● WHAT TO WORK ON:
Word for word, print each line of the listing below; pictures stay out.
::: RECORDS SHOWN :::
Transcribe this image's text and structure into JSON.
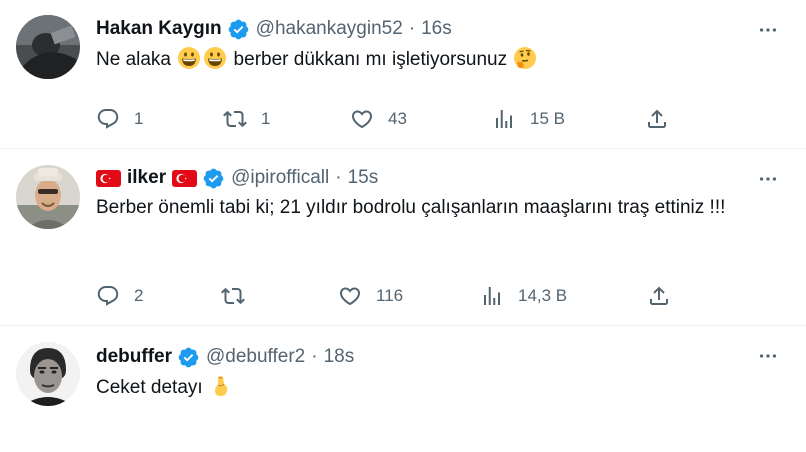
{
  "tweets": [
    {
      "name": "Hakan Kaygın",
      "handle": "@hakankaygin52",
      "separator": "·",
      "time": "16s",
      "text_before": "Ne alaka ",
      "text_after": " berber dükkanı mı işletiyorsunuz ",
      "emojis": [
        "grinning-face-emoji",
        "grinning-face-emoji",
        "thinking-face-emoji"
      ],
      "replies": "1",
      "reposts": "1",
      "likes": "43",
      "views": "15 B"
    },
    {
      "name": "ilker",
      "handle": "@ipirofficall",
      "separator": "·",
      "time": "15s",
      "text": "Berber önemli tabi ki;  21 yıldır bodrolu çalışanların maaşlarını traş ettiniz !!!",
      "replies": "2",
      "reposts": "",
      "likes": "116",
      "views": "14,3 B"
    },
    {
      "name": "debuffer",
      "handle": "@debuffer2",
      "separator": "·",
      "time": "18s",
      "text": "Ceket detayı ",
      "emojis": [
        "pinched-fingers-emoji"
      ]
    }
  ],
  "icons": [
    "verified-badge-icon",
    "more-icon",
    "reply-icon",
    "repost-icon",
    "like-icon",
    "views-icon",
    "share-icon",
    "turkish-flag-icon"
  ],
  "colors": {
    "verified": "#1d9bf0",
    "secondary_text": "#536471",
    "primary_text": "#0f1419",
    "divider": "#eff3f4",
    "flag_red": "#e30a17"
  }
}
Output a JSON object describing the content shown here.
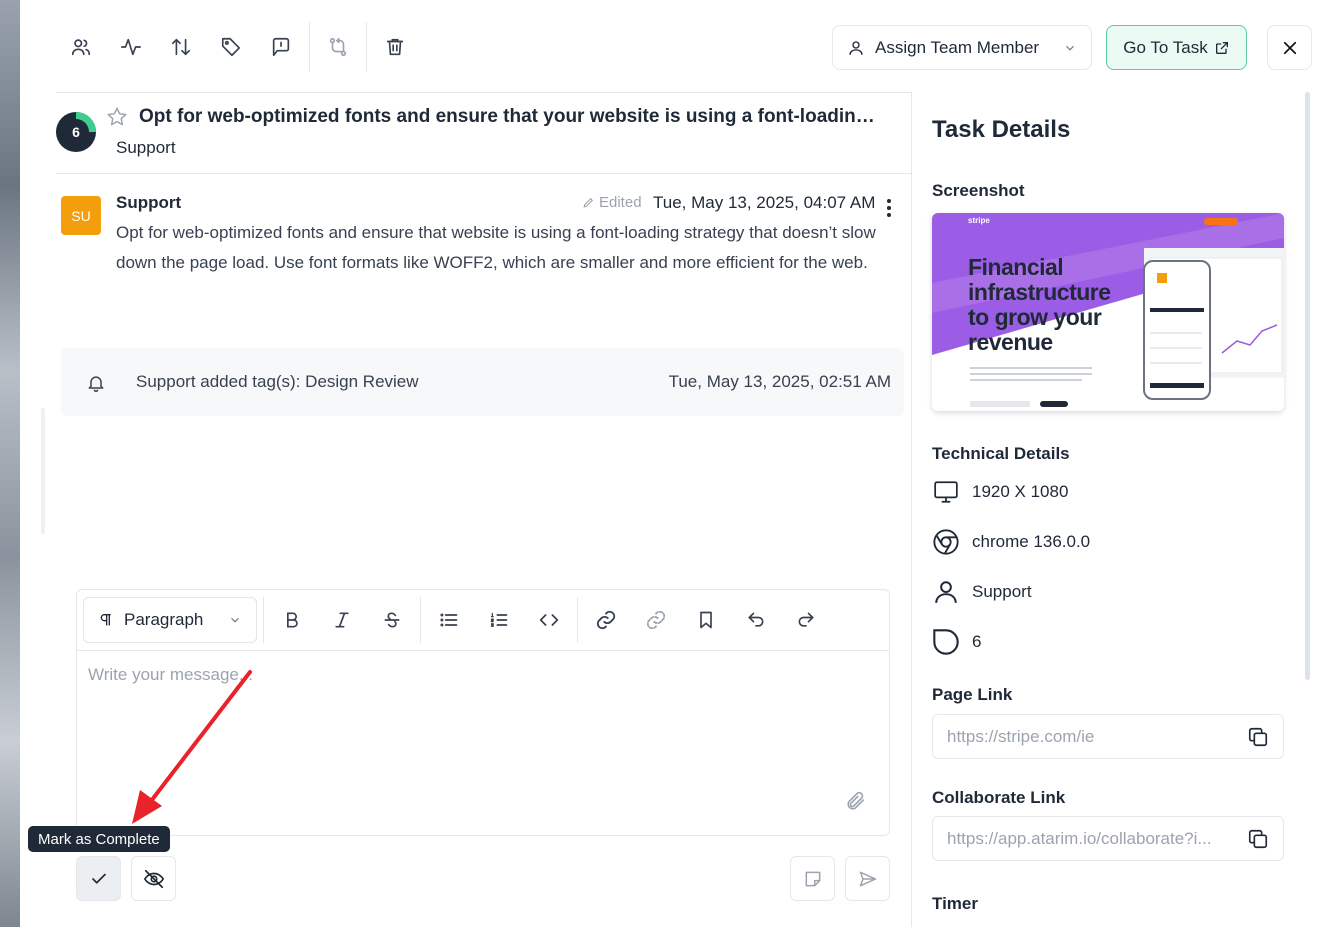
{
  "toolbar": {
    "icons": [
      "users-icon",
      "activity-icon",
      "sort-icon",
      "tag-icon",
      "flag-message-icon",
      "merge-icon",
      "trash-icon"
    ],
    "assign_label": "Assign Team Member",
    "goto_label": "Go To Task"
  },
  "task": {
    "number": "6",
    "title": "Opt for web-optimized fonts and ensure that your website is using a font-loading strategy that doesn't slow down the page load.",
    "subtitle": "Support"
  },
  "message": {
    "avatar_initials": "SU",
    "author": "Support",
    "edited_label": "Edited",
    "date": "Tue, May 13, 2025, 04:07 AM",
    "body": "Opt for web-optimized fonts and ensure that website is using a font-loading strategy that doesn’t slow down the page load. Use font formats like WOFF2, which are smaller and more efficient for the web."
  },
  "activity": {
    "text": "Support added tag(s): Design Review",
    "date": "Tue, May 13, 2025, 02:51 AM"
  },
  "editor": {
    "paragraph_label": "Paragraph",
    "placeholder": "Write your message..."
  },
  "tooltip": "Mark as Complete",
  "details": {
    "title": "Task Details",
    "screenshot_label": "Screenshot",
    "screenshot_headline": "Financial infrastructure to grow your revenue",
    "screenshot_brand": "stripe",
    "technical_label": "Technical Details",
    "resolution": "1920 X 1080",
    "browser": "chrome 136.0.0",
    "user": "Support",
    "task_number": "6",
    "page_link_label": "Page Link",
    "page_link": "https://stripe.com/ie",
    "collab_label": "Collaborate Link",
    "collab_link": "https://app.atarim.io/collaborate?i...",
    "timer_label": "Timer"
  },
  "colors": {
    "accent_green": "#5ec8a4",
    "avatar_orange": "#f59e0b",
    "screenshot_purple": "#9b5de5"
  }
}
:::
● RESULT FOR THIS EXERCISE:
Transcribe this image's text and structure into JSON.
{
  "tweets": [
    {
      "name": "Hakan Kaygın",
      "handle": "@hakankaygin52",
      "separator": "·",
      "time": "16s",
      "text_before": "Ne alaka ",
      "text_after": " berber dükkanı mı işletiyorsunuz ",
      "emojis": [
        "grinning-face-emoji",
        "grinning-face-emoji",
        "thinking-face-emoji"
      ],
      "replies": "1",
      "reposts": "1",
      "likes": "43",
      "views": "15 B"
    },
    {
      "name": "ilker",
      "handle": "@ipirofficall",
      "separator": "·",
      "time": "15s",
      "text": "Berber önemli tabi ki;  21 yıldır bodrolu çalışanların maaşlarını traş ettiniz !!!",
      "replies": "2",
      "reposts": "",
      "likes": "116",
      "views": "14,3 B"
    },
    {
      "name": "debuffer",
      "handle": "@debuffer2",
      "separator": "·",
      "time": "18s",
      "text": "Ceket detayı ",
      "emojis": [
        "pinched-fingers-emoji"
      ]
    }
  ],
  "icons": [
    "verified-badge-icon",
    "more-icon",
    "reply-icon",
    "repost-icon",
    "like-icon",
    "views-icon",
    "share-icon",
    "turkish-flag-icon"
  ],
  "colors": {
    "verified": "#1d9bf0",
    "secondary_text": "#536471",
    "primary_text": "#0f1419",
    "divider": "#eff3f4",
    "flag_red": "#e30a17"
  }
}
Output a JSON object describing the content shown here.
{
  "toolbar": {
    "icons": [
      "users-icon",
      "activity-icon",
      "sort-icon",
      "tag-icon",
      "flag-message-icon",
      "merge-icon",
      "trash-icon"
    ],
    "assign_label": "Assign Team Member",
    "goto_label": "Go To Task"
  },
  "task": {
    "number": "6",
    "title": "Opt for web-optimized fonts and ensure that your website is using a font-loading strategy that doesn't slow down the page load.",
    "subtitle": "Support"
  },
  "message": {
    "avatar_initials": "SU",
    "author": "Support",
    "edited_label": "Edited",
    "date": "Tue, May 13, 2025, 04:07 AM",
    "body": "Opt for web-optimized fonts and ensure that website is using a font-loading strategy that doesn’t slow down the page load. Use font formats like WOFF2, which are smaller and more efficient for the web."
  },
  "activity": {
    "text": "Support added tag(s): Design Review",
    "date": "Tue, May 13, 2025, 02:51 AM"
  },
  "editor": {
    "paragraph_label": "Paragraph",
    "placeholder": "Write your message..."
  },
  "tooltip": "Mark as Complete",
  "details": {
    "title": "Task Details",
    "screenshot_label": "Screenshot",
    "screenshot_headline": "Financial infrastructure to grow your revenue",
    "screenshot_brand": "stripe",
    "technical_label": "Technical Details",
    "resolution": "1920 X 1080",
    "browser": "chrome 136.0.0",
    "user": "Support",
    "task_number": "6",
    "page_link_label": "Page Link",
    "page_link": "https://stripe.com/ie",
    "collab_label": "Collaborate Link",
    "collab_link": "https://app.atarim.io/collaborate?i...",
    "timer_label": "Timer"
  },
  "colors": {
    "accent_green": "#5ec8a4",
    "avatar_orange": "#f59e0b",
    "screenshot_purple": "#9b5de5"
  }
}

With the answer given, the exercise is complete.